§ **What this task involves**
Please extract each line of the data below that contains the string "callout".

§ **Provided records**
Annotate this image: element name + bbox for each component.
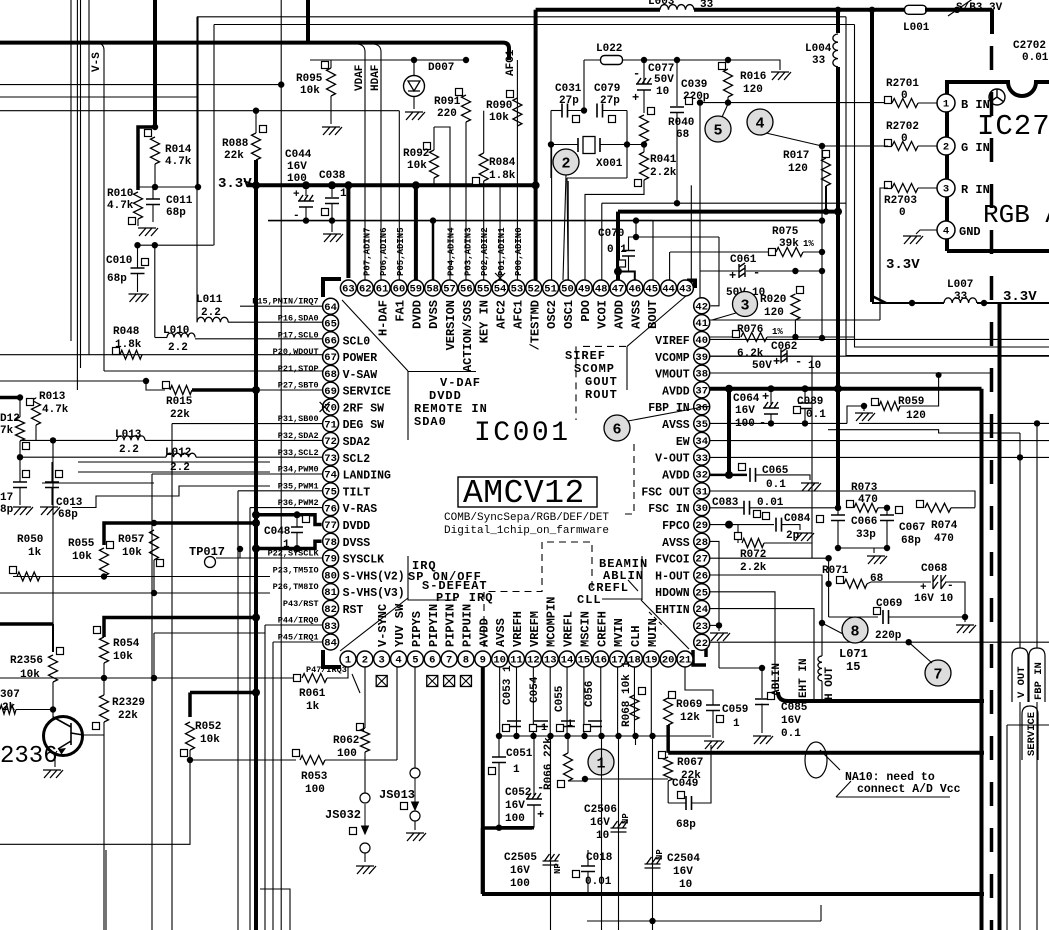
pin 56	[458, 280, 474, 296]
svg-text:2: 2	[561, 156, 570, 173]
svg-text:16V: 16V	[735, 405, 755, 417]
wire C066 bottom	[837, 521, 839, 549]
wire pin5 down	[414, 667, 416, 768]
resistor R084	[479, 153, 488, 181]
capacitor C066	[831, 515, 845, 521]
svg-text:-: -	[795, 355, 802, 369]
ground under C038	[323, 234, 343, 242]
ground IC27 pin4	[903, 236, 923, 244]
wire pin44 line	[670, 251, 718, 253]
wire x635 down	[635, 736, 637, 745]
wire net H-line y24	[214, 24, 855, 26]
capacitor C064	[763, 402, 779, 414]
junction x822 rail	[819, 217, 825, 223]
svg-text:69: 69	[324, 386, 337, 398]
no-connect X pin54	[495, 273, 505, 283]
wire AVSS rail y736	[499, 735, 711, 737]
junction G-IN x822	[819, 143, 825, 149]
svg-text:64: 64	[324, 302, 337, 314]
pin 25	[694, 584, 710, 600]
svg-text:1: 1	[340, 188, 347, 200]
wire C017 top	[19, 457, 21, 482]
leader NA10	[820, 750, 840, 770]
resistor R068	[630, 695, 639, 720]
svg-text:72: 72	[324, 436, 337, 448]
pin 9	[475, 651, 491, 667]
pin 17	[610, 651, 626, 667]
junction rail x636	[633, 217, 639, 223]
wire x190 down	[0, 760, 190, 844]
svg-text:10k: 10k	[20, 669, 40, 681]
resistor R092	[430, 150, 439, 178]
pin 42	[694, 298, 710, 314]
svg-text:P01,ADIN1: P01,ADIN1	[497, 227, 507, 276]
svg-text:C083: C083	[712, 497, 739, 509]
svg-text:120: 120	[906, 410, 926, 422]
svg-text:39: 39	[695, 352, 708, 364]
svg-text:V-SAW: V-SAW	[343, 369, 378, 382]
wire C038 gnd stub	[331, 221, 333, 232]
svg-text:VDAF: VDAF	[354, 65, 366, 91]
svg-text:R020: R020	[760, 294, 786, 306]
no-connect X pin70	[320, 402, 330, 412]
svg-text:R048: R048	[113, 326, 140, 338]
pin 15	[576, 651, 592, 667]
junction x822 bottom	[819, 335, 825, 341]
wire 3.3V to L007	[872, 302, 944, 304]
wire C011 top	[152, 187, 154, 199]
wire D007 bottom	[413, 97, 415, 110]
svg-text:EHTIN: EHTIN	[655, 604, 690, 617]
wire pin29 FPCO stub	[710, 524, 729, 526]
thick vertical x155	[153, 0, 157, 127]
svg-text:0.1: 0.1	[781, 728, 801, 740]
svg-text:50V: 50V	[654, 74, 674, 86]
wire to R2329	[103, 678, 105, 695]
pin 65	[323, 315, 339, 331]
wire X001 left	[551, 144, 578, 146]
wire net x854 to y347	[855, 25, 1049, 348]
junction y245 b	[152, 242, 158, 248]
thick 3V rail y10 mid	[694, 8, 906, 12]
svg-text:P32,SDA2: P32,SDA2	[278, 431, 319, 441]
callout 8	[842, 617, 868, 643]
jumper X-box pin 8	[460, 676, 471, 687]
callout 2	[553, 149, 579, 175]
resistor R059	[879, 402, 900, 411]
svg-text:40: 40	[695, 335, 708, 347]
junction y423 x1037	[1034, 420, 1040, 426]
connector pin 2 G IN	[937, 137, 955, 155]
wire y237 to pin42	[636, 236, 719, 238]
ground emitter Q2336	[43, 770, 63, 778]
wire C018 top	[587, 850, 589, 866]
pin 70	[323, 399, 339, 415]
wire pin39 left	[710, 355, 781, 357]
wire R075 left	[718, 251, 772, 253]
svg-text:PIPYIN: PIPYIN	[427, 604, 441, 647]
svg-text:LANDING: LANDING	[343, 470, 391, 483]
terminal square R088	[260, 126, 267, 133]
junction x700	[697, 99, 703, 105]
terminal square R040	[648, 108, 655, 115]
junction R020 R076	[792, 334, 798, 340]
wire R057 bottom	[153, 560, 155, 593]
svg-text:1k: 1k	[28, 547, 42, 559]
svg-text:78: 78	[324, 537, 337, 549]
svg-text:L004: L004	[805, 43, 832, 55]
svg-text:VIREF: VIREF	[655, 335, 690, 348]
capacitor C054	[534, 721, 548, 727]
pin 38	[694, 365, 710, 381]
wire gnd riser	[847, 406, 864, 423]
wire pin30 FSC IN line	[710, 507, 744, 509]
junction y187 a	[152, 184, 158, 190]
svg-text:C051: C051	[506, 748, 533, 760]
wire L012 left	[20, 456, 166, 458]
wire R013 bottom	[35, 425, 37, 440]
resistor R076	[741, 333, 767, 342]
terminal square C066	[817, 516, 824, 523]
junction y548 b	[884, 545, 890, 551]
svg-text:+: +	[729, 269, 736, 283]
junction rail	[598, 733, 604, 739]
junction rail x433	[430, 217, 436, 223]
svg-text:10: 10	[493, 655, 506, 667]
svg-text:10: 10	[596, 830, 609, 842]
svg-text:68p: 68p	[58, 509, 78, 521]
pin 37	[694, 382, 710, 398]
svg-text:DVDD: DVDD	[343, 520, 371, 533]
svg-text:L007: L007	[947, 279, 973, 291]
capacitor C011	[146, 199, 160, 205]
pin 2	[357, 651, 373, 667]
wire y709	[16, 709, 53, 711]
wire L022 left	[584, 59, 601, 61]
svg-text:3.3V: 3.3V	[886, 257, 920, 273]
pin 75	[323, 483, 339, 499]
wire HDOWN drop	[710, 592, 775, 692]
svg-text:2.2: 2.2	[168, 342, 188, 354]
wire pin64 line	[240, 305, 323, 307]
svg-text:47: 47	[612, 284, 625, 296]
wire C031 left	[551, 110, 562, 112]
junction C044 bus	[302, 181, 310, 189]
svg-text:S-VHS(V3): S-VHS(V3)	[343, 587, 405, 600]
wire C089 top	[804, 389, 806, 403]
IC corner bracket bottom-left	[323, 650, 341, 667]
wire pin 15 down	[583, 667, 585, 736]
svg-text:SYSCLK: SYSCLK	[343, 554, 385, 567]
svg-text:R068 10k 1: R068 10k 1	[621, 661, 633, 727]
pin 81	[323, 584, 339, 600]
svg-text:C2702: C2702	[1013, 40, 1046, 52]
svg-text:V-OUT: V-OUT	[655, 453, 690, 466]
leader BEAMIN block	[628, 580, 638, 591]
svg-text:100: 100	[305, 784, 325, 796]
inductor L001	[905, 5, 927, 14]
svg-text:connect A/D Vcc: connect A/D Vcc	[857, 783, 961, 796]
terminal square C018	[573, 871, 580, 878]
ground under C010	[129, 294, 149, 302]
thick 3V rail y10 left of L003	[536, 8, 660, 12]
wire pin 10 down	[499, 667, 501, 736]
svg-text:2.2k: 2.2k	[740, 562, 767, 574]
terminal square R075	[769, 249, 776, 256]
svg-text:P03,ADIN3: P03,ADIN3	[463, 227, 473, 276]
wire pin58 DVSS up	[432, 221, 435, 280]
svg-text:6: 6	[612, 422, 621, 439]
svg-text:R095: R095	[296, 73, 323, 85]
svg-text:C070: C070	[598, 228, 624, 240]
thick vertical x838 top	[836, 10, 840, 33]
pin 20	[660, 651, 676, 667]
wire vertical x80	[80, 0, 82, 368]
wire R2356 top	[52, 624, 54, 652]
wire x550 down	[550, 736, 552, 930]
wire pin69 line	[256, 389, 323, 391]
wire C084 right	[782, 525, 801, 530]
wire C013 bottom	[51, 488, 53, 506]
thick wire C048 bottom	[256, 547, 297, 551]
wire X001 to R040	[627, 144, 644, 146]
wire x154 riser	[153, 633, 155, 678]
leader callout 6	[628, 408, 700, 422]
svg-text:SERVICE: SERVICE	[343, 386, 391, 399]
svg-text:120: 120	[743, 84, 763, 96]
junction y423 a	[768, 420, 774, 426]
svg-text:470: 470	[858, 494, 878, 506]
wire vertical x214	[213, 25, 215, 246]
svg-text:C079: C079	[594, 83, 620, 95]
capacitor C055	[561, 721, 575, 727]
svg-text:ROUT: ROUT	[585, 388, 618, 402]
wire x719 down	[718, 642, 720, 668]
IC block V-DAF left edge	[407, 371, 409, 440]
annotation NA10 oval	[805, 742, 827, 778]
wire OSC1 to pin50	[567, 178, 568, 280]
wire C070 rail stub	[635, 221, 637, 237]
svg-text:AFC1: AFC1	[511, 300, 525, 329]
svg-text:10: 10	[808, 360, 821, 372]
thick x349 to pin63	[346, 185, 350, 278]
wire pin73 line	[196, 456, 323, 458]
svg-text:C085: C085	[781, 702, 808, 714]
svg-text:DVDD: DVDD	[410, 300, 424, 329]
svg-text:C069: C069	[876, 598, 902, 610]
capacitor C084	[776, 518, 782, 532]
thick bottom bus y894	[482, 892, 984, 896]
svg-text:10k: 10k	[407, 160, 427, 172]
wire R052 bottom	[189, 750, 191, 760]
junction R057 top	[151, 520, 157, 526]
terminal square R062	[357, 724, 364, 731]
wire pin4 gnd	[916, 230, 937, 234]
svg-text:6.2k: 6.2k	[737, 348, 764, 360]
wire R088 top	[255, 111, 257, 133]
svg-text:R067: R067	[677, 757, 703, 769]
wire x450 to pin57	[449, 150, 451, 280]
wire pin48 riser	[601, 203, 603, 280]
svg-text:AVSS: AVSS	[662, 419, 690, 432]
junction C077 top	[641, 57, 647, 63]
svg-text:43: 43	[679, 284, 692, 296]
wire pin31 FSC OUT loop	[710, 491, 975, 508]
terminal square R041	[635, 180, 642, 187]
terminal square JS013	[401, 803, 408, 810]
junction C048 top	[294, 511, 301, 518]
pin 44	[661, 280, 677, 296]
wire L013 left	[20, 439, 117, 441]
svg-text:R057: R057	[118, 534, 144, 546]
resistor R073	[854, 503, 878, 512]
svg-text:X001: X001	[596, 158, 623, 170]
leader callout 7	[909, 642, 932, 663]
wire pin44 riser	[669, 252, 671, 280]
wire pin34 EW line	[710, 440, 1049, 442]
junction rail	[581, 733, 587, 739]
pin 64	[323, 298, 339, 314]
svg-text:29: 29	[695, 520, 708, 532]
junction rail	[513, 733, 519, 739]
wire L010 left	[155, 337, 167, 339]
junction C068 C069	[962, 614, 968, 620]
pin 74	[323, 466, 339, 482]
ground under C011	[138, 228, 158, 236]
thick bus y753	[668, 751, 984, 755]
junction y212 x838	[834, 208, 842, 216]
wire R2356 bottom	[52, 682, 54, 710]
wire C038 top	[331, 185, 333, 197]
svg-text:56: 56	[460, 284, 473, 296]
wire y921	[587, 920, 821, 922]
svg-text:C053 1: C053 1	[502, 665, 514, 705]
junction L012 left	[17, 454, 23, 460]
ground C065	[801, 483, 821, 491]
wire x1020 feed	[1019, 433, 1021, 648]
svg-text:20: 20	[662, 655, 675, 667]
net flag S/B3 3V	[948, 0, 974, 16]
ground under JS013	[406, 833, 426, 841]
thick wire ABLIN y701	[778, 692, 984, 701]
svg-text:3.3V: 3.3V	[1003, 289, 1037, 305]
svg-text:67: 67	[324, 352, 337, 364]
svg-text:SCOMP: SCOMP	[574, 362, 615, 376]
wire R075 right	[803, 251, 822, 253]
wire EHTIN drop	[710, 609, 814, 701]
wire pin46 stub	[618, 272, 635, 281]
svg-text:R092: R092	[403, 148, 429, 160]
terminal square C067	[896, 507, 903, 514]
wire pin74 line	[152, 473, 323, 475]
wire JS032 bottom	[364, 853, 366, 862]
junction 3.3V x912	[909, 300, 915, 306]
thick wire y617	[104, 618, 256, 638]
pin 13	[542, 651, 558, 667]
capacitor C2505 NP hatch	[543, 854, 560, 865]
capacitor C068	[933, 575, 946, 589]
terminal square C039	[686, 98, 693, 105]
resistor R061	[302, 674, 327, 683]
wire base entry	[52, 710, 54, 719]
svg-text:R041: R041	[650, 154, 677, 166]
wire long vertical x281	[280, 0, 282, 930]
junction y398	[17, 394, 23, 400]
pin 10	[492, 651, 508, 667]
terminal square R053	[293, 750, 300, 757]
terminal square R054	[94, 627, 101, 634]
wire mesh y507	[72, 507, 96, 509]
callout 7	[925, 660, 951, 686]
thick wire to pin77	[297, 515, 322, 525]
svg-text:POWER: POWER	[343, 352, 378, 365]
junction x256 3.3V	[252, 181, 260, 189]
wire pin 19 down	[650, 667, 652, 736]
dashed block boundary SIREF	[575, 346, 577, 420]
svg-text:+: +	[773, 355, 780, 369]
svg-text:SDA0: SDA0	[414, 415, 447, 429]
svg-text:R2701: R2701	[886, 78, 919, 90]
svg-text:470: 470	[934, 533, 954, 545]
pin 22	[694, 634, 710, 650]
pin 33	[694, 449, 710, 465]
svg-text:COMB/SyncSepa/RGB/DEF/DET: COMB/SyncSepa/RGB/DEF/DET	[444, 512, 609, 524]
terminal square R069	[669, 692, 676, 699]
wire C079 right	[603, 110, 628, 112]
svg-text:33: 33	[812, 55, 826, 67]
svg-text:CLH: CLH	[629, 625, 643, 647]
svg-text:62: 62	[359, 284, 372, 296]
wire C077 top	[643, 60, 645, 84]
svg-text:AFC2: AFC2	[495, 300, 509, 329]
svg-text:PIPUIN: PIPUIN	[460, 604, 474, 647]
junction x618 y271	[614, 268, 622, 276]
resistor R088	[252, 133, 261, 160]
IC block CLL edge	[641, 556, 643, 600]
capacitor C079	[597, 104, 603, 118]
capacitor C069	[883, 610, 889, 624]
wire pin 16 down	[600, 667, 602, 736]
junction L007	[981, 300, 987, 306]
wire pin 17 down	[617, 667, 619, 736]
svg-text:C031: C031	[555, 83, 582, 95]
svg-text:FA1: FA1	[393, 300, 407, 322]
svg-text:9: 9	[480, 655, 486, 667]
junction x256 y515	[252, 511, 260, 519]
capacitor C077	[636, 78, 652, 90]
svg-text:R090: R090	[486, 100, 512, 112]
wire R054 bottom	[103, 663, 105, 678]
svg-text:CREFH: CREFH	[595, 611, 609, 647]
svg-text:16V: 16V	[781, 715, 801, 727]
junction y423 b	[802, 420, 808, 426]
junction x281 y85	[278, 81, 284, 87]
svg-text:/TESTMD: /TESTMD	[528, 300, 542, 350]
pin 3	[374, 651, 390, 667]
svg-text:P44/IRQ0: P44/IRQ0	[278, 616, 319, 626]
leader callout 3	[712, 313, 736, 320]
svg-text:33p: 33p	[856, 529, 876, 541]
inductor L011	[197, 317, 228, 322]
pin 59	[408, 280, 424, 296]
ground under D007	[405, 112, 425, 120]
wire y423 right	[859, 422, 1049, 424]
wire loop right lower	[626, 145, 628, 179]
svg-text:R069: R069	[676, 699, 702, 711]
wire pin68 line y371	[104, 370, 323, 372]
wire L007 right	[977, 302, 1049, 304]
wire y678	[104, 677, 154, 679]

§ **Exercise answer**
callout 8	[842, 617, 868, 643]
callout 2	[553, 149, 579, 175]
leader callout 6	[628, 408, 700, 422]
leader callout 7	[909, 642, 932, 663]
callout 7	[925, 660, 951, 686]
leader callout 3	[712, 313, 736, 320]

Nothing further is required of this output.